* **Goal**: For the entries that follow, tally the lines holding the string "Normalized". Give the total and nothing else.

start Records supplied

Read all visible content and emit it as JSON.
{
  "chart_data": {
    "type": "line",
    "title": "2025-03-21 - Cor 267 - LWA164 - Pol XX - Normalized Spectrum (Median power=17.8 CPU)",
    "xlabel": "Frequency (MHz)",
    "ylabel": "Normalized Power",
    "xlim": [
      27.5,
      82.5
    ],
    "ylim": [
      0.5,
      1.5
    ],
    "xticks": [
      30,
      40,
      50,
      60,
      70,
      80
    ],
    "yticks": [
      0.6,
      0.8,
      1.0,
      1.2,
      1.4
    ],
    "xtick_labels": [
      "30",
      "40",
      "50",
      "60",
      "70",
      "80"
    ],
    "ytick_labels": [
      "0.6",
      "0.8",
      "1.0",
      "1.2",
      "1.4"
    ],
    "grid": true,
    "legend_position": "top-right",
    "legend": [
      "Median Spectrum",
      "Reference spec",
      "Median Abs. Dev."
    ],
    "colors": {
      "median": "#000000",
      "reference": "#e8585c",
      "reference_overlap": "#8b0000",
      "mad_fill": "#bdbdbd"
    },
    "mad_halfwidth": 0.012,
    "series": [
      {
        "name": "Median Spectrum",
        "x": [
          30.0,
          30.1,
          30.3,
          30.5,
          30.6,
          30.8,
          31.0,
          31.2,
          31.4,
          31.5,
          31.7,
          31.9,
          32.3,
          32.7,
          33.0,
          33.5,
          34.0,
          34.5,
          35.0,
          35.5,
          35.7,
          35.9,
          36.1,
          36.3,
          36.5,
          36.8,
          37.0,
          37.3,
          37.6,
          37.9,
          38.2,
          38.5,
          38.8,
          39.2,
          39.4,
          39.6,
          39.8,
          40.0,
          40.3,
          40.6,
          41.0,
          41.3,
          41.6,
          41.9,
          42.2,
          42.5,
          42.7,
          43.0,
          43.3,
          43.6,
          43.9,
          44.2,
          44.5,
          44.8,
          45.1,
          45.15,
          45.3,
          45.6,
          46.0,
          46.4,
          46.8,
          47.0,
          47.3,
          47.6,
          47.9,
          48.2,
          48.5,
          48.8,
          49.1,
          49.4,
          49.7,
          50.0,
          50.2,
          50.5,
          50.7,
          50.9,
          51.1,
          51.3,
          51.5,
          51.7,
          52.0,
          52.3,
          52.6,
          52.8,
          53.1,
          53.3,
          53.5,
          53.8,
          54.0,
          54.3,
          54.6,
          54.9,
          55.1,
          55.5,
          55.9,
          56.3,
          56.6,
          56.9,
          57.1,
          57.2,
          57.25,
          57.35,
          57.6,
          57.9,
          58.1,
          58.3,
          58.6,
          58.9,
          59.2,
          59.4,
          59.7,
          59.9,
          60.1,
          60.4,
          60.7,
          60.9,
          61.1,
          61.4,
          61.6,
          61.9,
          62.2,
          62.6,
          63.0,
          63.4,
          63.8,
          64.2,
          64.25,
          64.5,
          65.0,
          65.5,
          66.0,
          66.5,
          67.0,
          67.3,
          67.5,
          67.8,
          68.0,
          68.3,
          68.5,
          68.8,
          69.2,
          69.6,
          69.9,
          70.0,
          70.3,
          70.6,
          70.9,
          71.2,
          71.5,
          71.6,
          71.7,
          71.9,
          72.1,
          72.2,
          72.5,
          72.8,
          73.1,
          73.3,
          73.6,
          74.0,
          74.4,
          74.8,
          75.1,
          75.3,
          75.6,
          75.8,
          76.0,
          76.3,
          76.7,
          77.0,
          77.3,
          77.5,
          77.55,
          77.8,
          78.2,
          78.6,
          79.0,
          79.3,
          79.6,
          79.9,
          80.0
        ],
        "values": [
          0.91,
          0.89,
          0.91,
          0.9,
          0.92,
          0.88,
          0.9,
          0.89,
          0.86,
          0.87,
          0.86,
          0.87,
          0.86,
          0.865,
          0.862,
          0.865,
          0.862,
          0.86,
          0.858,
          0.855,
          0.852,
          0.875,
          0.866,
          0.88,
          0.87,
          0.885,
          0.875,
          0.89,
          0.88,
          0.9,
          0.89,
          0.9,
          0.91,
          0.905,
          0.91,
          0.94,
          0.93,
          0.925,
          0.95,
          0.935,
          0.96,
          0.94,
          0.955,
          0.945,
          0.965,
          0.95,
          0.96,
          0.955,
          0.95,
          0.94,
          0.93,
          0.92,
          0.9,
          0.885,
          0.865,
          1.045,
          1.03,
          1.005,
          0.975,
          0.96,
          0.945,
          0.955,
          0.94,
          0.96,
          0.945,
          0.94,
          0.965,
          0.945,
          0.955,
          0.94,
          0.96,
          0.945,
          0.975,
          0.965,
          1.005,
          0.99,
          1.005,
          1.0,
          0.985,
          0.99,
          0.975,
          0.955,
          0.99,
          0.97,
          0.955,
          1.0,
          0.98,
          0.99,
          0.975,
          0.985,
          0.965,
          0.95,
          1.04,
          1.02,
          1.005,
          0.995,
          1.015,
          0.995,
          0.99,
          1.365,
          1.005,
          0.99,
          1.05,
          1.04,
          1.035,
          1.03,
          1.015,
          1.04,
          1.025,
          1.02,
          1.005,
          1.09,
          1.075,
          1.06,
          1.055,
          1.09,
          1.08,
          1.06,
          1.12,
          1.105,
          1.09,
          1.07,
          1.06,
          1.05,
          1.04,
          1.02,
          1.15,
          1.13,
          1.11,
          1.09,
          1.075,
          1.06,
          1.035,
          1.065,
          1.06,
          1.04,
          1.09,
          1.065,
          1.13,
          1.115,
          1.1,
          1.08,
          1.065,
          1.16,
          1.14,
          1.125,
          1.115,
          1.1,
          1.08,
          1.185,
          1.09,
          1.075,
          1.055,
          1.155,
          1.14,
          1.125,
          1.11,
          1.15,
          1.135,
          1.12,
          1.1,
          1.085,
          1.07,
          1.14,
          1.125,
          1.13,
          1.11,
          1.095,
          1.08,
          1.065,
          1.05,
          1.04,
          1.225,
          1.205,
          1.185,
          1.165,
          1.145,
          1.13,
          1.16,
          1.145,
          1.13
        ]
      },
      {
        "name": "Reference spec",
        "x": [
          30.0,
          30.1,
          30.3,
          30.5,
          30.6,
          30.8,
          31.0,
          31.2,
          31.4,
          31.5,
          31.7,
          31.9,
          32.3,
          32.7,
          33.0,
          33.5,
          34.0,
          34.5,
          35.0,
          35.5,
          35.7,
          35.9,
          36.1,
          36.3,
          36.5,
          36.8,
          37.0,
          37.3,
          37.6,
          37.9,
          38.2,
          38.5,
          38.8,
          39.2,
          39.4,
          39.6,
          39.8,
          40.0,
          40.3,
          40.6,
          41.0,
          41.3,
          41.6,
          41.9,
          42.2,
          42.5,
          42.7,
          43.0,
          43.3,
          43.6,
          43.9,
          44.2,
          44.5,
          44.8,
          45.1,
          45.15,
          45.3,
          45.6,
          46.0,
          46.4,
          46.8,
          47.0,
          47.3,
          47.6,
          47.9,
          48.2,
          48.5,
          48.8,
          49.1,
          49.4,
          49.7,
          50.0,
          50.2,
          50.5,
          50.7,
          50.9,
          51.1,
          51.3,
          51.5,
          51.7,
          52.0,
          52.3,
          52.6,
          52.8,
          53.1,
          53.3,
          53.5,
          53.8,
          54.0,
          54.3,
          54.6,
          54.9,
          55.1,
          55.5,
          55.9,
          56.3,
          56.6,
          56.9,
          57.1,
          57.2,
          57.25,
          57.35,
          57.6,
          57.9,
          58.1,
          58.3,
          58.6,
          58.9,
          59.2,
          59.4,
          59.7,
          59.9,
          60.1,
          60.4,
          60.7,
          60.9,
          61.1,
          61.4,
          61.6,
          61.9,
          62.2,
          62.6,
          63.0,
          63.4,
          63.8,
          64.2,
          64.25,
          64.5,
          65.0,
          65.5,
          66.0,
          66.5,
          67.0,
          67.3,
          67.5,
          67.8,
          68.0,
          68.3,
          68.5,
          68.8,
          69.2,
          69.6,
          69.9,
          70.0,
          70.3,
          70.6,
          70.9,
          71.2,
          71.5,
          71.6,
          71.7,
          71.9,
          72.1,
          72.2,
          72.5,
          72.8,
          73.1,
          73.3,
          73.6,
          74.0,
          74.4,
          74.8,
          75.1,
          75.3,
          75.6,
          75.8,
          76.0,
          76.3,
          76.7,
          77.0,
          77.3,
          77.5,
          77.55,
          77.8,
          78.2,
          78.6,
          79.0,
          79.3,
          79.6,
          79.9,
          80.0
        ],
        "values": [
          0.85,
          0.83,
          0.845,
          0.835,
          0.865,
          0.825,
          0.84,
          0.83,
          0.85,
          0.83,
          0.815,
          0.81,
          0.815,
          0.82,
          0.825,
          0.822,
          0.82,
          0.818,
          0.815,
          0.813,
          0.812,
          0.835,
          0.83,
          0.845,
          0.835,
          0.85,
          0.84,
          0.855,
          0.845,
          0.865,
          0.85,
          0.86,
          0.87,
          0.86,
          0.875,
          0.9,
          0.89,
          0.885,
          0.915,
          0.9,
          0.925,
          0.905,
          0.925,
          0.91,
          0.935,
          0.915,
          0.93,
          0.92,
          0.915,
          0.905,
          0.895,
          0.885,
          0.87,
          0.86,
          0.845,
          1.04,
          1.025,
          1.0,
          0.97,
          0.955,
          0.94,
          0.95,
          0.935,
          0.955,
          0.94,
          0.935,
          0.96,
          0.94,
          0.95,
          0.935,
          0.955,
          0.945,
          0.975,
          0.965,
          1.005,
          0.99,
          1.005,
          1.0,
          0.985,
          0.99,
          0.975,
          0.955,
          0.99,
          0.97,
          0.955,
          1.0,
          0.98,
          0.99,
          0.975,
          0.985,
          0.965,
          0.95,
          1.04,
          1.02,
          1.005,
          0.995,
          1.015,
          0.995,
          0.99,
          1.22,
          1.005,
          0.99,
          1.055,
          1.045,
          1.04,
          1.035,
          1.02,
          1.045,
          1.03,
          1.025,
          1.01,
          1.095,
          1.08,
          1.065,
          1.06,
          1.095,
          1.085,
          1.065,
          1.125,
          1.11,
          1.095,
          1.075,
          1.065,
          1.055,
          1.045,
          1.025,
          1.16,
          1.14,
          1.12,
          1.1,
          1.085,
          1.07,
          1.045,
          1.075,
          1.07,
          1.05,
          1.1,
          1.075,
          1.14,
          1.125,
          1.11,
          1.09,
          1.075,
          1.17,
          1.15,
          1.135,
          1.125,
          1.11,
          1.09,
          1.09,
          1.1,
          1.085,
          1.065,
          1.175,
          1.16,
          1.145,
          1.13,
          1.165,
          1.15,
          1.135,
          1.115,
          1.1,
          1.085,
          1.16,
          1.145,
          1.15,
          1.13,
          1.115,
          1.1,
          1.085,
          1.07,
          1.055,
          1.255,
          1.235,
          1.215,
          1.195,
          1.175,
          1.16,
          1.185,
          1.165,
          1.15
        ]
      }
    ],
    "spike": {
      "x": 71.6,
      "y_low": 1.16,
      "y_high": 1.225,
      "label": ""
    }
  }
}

end Records supplied

* **Answer to the exercise**: 2